§ **Task objective**: Wherever the string "Altholz" occurs in a line of these records, report that line.

[Data excerpts]

"""

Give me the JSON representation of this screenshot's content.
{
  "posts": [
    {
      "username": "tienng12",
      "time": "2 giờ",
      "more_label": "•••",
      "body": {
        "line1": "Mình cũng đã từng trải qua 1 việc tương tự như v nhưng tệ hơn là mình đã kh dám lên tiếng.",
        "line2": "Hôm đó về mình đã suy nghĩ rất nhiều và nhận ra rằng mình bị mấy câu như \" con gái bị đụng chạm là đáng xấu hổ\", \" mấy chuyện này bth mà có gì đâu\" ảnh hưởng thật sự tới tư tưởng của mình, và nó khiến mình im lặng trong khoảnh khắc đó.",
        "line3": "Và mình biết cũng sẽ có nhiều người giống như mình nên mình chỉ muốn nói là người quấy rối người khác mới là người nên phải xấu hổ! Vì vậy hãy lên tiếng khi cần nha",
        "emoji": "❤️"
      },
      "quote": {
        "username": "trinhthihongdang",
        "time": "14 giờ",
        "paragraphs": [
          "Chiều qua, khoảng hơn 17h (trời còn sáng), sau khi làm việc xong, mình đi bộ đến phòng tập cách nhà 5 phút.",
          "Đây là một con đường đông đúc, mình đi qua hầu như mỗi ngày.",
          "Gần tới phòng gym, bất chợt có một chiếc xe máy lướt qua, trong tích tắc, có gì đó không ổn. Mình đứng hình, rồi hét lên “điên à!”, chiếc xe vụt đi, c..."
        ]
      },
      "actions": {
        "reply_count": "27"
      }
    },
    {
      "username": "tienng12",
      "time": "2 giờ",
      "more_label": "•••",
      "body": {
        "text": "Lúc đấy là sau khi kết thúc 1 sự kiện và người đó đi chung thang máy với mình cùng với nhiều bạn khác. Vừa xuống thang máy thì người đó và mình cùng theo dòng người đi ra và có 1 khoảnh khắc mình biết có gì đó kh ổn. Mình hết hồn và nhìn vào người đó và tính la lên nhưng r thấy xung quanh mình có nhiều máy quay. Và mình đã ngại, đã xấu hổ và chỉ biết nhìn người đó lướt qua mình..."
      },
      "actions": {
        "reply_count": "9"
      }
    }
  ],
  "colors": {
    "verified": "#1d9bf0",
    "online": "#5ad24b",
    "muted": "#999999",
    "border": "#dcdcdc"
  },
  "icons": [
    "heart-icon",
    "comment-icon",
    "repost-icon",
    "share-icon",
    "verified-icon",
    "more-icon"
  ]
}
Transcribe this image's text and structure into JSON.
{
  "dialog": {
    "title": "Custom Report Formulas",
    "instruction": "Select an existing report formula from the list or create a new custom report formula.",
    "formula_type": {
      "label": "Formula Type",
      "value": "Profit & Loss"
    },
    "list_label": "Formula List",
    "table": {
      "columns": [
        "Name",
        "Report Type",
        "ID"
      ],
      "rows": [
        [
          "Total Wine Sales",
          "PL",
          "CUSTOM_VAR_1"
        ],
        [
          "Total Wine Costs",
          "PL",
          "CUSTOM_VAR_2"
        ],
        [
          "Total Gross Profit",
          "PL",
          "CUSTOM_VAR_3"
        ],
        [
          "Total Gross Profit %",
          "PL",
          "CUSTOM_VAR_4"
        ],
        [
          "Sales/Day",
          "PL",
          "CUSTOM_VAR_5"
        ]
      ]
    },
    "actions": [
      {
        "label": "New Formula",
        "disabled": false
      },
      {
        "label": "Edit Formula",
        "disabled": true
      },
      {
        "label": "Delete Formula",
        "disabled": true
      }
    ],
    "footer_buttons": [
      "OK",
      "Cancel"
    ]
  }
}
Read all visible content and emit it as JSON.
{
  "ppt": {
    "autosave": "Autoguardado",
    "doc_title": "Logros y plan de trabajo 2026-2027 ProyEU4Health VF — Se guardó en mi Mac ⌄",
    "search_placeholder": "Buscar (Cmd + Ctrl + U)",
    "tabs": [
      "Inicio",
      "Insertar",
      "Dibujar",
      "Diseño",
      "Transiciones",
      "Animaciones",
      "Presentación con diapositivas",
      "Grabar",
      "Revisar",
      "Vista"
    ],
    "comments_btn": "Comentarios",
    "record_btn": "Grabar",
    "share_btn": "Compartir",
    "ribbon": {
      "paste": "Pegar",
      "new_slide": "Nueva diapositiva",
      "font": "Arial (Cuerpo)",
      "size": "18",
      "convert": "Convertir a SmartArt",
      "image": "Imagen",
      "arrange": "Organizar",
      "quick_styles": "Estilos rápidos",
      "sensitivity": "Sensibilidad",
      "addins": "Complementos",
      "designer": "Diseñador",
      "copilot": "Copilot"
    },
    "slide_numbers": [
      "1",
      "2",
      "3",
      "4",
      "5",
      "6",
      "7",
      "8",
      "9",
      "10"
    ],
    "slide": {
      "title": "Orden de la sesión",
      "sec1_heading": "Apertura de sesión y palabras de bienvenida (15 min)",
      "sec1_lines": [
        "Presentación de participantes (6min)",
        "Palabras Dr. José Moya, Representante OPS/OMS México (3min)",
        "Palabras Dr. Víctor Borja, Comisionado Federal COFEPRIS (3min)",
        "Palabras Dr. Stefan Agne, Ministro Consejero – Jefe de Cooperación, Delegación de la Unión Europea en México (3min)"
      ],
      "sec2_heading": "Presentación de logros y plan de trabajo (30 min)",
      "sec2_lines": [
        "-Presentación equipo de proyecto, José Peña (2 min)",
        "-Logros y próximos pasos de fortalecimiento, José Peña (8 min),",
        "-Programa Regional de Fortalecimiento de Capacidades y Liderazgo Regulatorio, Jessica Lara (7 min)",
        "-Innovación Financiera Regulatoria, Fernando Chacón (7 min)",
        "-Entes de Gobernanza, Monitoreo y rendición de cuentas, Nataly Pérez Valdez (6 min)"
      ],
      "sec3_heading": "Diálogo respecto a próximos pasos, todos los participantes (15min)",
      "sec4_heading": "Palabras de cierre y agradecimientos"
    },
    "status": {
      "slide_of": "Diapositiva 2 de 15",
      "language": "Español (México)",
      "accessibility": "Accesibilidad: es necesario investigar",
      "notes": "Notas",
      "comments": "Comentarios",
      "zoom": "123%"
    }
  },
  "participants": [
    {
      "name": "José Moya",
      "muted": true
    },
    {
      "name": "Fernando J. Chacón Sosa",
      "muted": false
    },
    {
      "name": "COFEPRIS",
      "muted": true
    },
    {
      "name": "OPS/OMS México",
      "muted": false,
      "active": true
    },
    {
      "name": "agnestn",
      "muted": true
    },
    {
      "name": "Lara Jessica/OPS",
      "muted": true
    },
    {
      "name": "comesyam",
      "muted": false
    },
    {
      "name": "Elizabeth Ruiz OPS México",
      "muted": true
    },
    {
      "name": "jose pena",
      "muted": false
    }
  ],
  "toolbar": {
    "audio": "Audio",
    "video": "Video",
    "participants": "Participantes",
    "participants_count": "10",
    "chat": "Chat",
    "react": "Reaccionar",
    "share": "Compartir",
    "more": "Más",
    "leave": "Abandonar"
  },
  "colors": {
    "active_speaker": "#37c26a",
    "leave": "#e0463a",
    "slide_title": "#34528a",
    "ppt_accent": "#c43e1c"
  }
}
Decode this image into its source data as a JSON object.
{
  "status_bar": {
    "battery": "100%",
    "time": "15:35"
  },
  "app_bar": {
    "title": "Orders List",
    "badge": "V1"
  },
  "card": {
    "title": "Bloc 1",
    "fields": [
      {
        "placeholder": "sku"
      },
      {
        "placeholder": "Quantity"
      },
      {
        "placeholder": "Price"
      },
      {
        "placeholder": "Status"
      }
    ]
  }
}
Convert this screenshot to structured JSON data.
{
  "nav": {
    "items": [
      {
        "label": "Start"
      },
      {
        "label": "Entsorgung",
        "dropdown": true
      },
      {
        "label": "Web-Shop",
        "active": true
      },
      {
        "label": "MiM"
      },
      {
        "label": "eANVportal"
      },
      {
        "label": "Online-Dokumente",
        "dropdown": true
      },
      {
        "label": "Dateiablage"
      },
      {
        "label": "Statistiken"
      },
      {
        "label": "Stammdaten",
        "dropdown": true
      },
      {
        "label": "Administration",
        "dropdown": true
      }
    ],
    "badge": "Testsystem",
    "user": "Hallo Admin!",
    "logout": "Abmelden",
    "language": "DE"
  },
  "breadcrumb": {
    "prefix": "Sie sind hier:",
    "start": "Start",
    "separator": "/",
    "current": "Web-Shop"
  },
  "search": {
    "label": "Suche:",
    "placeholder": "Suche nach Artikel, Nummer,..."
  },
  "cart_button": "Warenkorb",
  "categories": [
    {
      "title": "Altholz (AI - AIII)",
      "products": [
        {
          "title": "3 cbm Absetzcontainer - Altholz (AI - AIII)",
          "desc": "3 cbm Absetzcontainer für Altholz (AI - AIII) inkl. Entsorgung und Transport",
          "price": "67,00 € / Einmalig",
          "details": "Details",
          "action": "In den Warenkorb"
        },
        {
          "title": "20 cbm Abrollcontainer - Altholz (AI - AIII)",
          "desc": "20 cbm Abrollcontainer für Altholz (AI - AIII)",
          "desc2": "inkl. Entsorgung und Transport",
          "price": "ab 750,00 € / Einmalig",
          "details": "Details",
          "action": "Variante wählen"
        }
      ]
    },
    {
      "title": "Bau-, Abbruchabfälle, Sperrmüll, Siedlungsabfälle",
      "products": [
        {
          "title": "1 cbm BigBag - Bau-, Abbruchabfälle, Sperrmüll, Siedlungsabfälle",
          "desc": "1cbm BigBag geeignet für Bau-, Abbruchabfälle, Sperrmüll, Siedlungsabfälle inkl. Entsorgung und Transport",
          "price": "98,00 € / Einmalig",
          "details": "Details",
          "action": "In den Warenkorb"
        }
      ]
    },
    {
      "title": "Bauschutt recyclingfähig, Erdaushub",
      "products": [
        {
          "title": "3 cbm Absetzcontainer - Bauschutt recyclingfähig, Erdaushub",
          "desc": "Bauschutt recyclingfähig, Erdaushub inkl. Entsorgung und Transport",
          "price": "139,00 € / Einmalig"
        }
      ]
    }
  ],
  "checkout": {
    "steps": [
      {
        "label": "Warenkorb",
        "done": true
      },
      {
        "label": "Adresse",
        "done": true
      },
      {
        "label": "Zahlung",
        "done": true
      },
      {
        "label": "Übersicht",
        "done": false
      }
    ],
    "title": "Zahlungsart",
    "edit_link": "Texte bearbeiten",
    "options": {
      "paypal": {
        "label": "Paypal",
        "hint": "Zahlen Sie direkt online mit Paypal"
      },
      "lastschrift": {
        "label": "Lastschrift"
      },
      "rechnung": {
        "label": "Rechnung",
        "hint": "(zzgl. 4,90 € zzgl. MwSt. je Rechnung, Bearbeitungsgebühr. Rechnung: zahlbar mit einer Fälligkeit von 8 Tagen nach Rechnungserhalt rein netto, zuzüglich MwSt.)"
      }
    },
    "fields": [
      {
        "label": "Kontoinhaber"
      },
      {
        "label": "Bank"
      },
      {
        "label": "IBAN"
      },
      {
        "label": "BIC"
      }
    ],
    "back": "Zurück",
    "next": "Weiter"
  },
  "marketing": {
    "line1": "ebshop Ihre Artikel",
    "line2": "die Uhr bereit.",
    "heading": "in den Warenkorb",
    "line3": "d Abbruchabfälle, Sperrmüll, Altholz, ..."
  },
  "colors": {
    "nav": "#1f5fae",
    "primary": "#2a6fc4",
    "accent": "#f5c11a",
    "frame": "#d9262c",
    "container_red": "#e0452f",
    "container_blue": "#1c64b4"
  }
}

"""

§ **Output**:
      "title": "Altholz (AI - AIII)",
          "title": "3 cbm Absetzcontainer - Altholz (AI - AIII)",
          "desc": "3 cbm Absetzcontainer für Altholz (AI - AIII) inkl. Entsorgung und Transport",
          "title": "20 cbm Abrollcontainer - Altholz (AI - AIII)",
          "desc": "20 cbm Abrollcontainer für Altholz (AI - AIII)",
    "line3": "d Abbruchabfälle, Sperrmüll, Altholz, ..."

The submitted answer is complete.